- **JOB**: All of the material should be reproduced exactly, with pictures left out.

- **Structured figure records**:
----

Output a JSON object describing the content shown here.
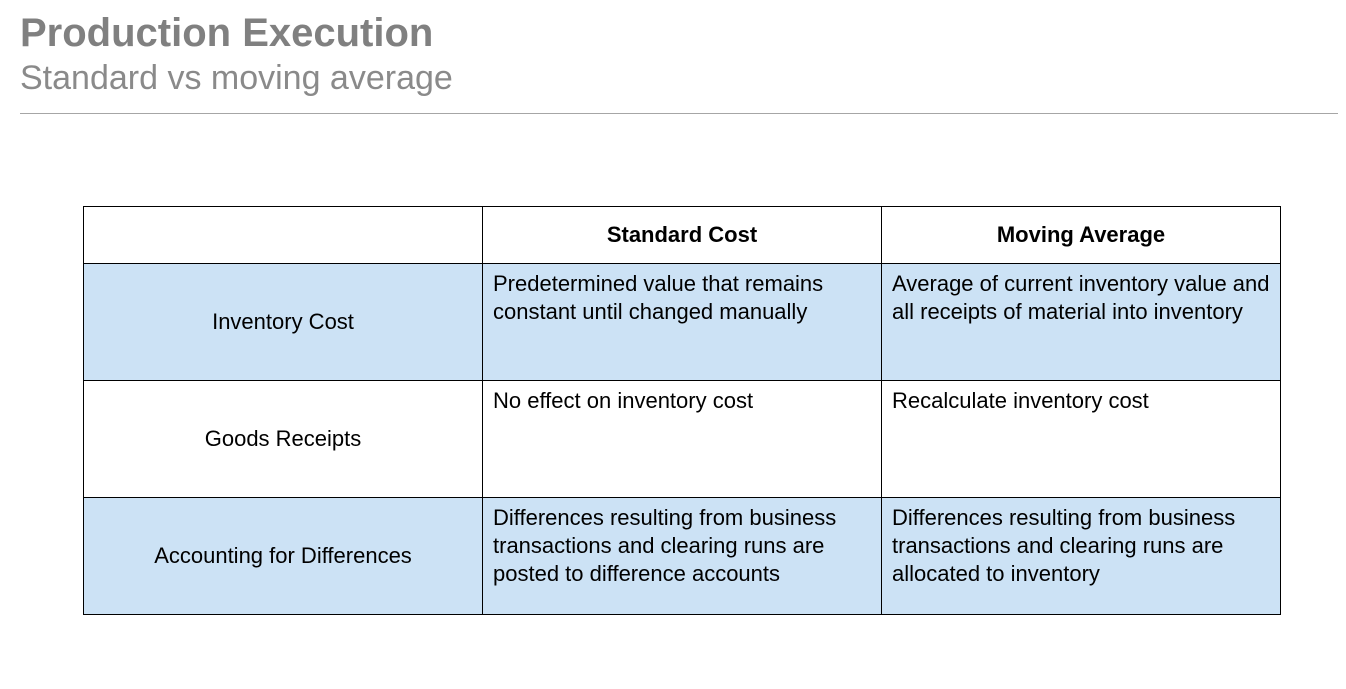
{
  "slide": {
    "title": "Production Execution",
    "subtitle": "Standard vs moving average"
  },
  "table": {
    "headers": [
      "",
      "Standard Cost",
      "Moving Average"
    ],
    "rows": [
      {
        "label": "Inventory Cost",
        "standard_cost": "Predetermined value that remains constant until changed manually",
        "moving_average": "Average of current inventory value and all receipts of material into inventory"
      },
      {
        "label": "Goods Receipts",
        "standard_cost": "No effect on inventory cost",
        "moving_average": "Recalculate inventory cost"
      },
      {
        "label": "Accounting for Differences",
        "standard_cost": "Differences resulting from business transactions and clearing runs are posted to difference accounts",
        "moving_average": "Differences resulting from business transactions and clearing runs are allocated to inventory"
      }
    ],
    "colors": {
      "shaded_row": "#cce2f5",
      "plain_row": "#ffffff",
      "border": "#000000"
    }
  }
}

----

- **TASK RESULT**:
Output a JSON object describing the content shown here.
{
  "slide": {
    "title": "Production Execution",
    "subtitle": "Standard vs moving average"
  },
  "table": {
    "headers": [
      "",
      "Standard Cost",
      "Moving Average"
    ],
    "rows": [
      {
        "label": "Inventory Cost",
        "standard_cost": "Predetermined value that remains constant until changed manually",
        "moving_average": "Average of current inventory value and all receipts of material into inventory"
      },
      {
        "label": "Goods Receipts",
        "standard_cost": "No effect on inventory cost",
        "moving_average": "Recalculate inventory cost"
      },
      {
        "label": "Accounting for Differences",
        "standard_cost": "Differences resulting from business transactions and clearing runs are posted to difference accounts",
        "moving_average": "Differences resulting from business transactions and clearing runs are allocated to inventory"
      }
    ],
    "colors": {
      "shaded_row": "#cce2f5",
      "plain_row": "#ffffff",
      "border": "#000000"
    }
  }
}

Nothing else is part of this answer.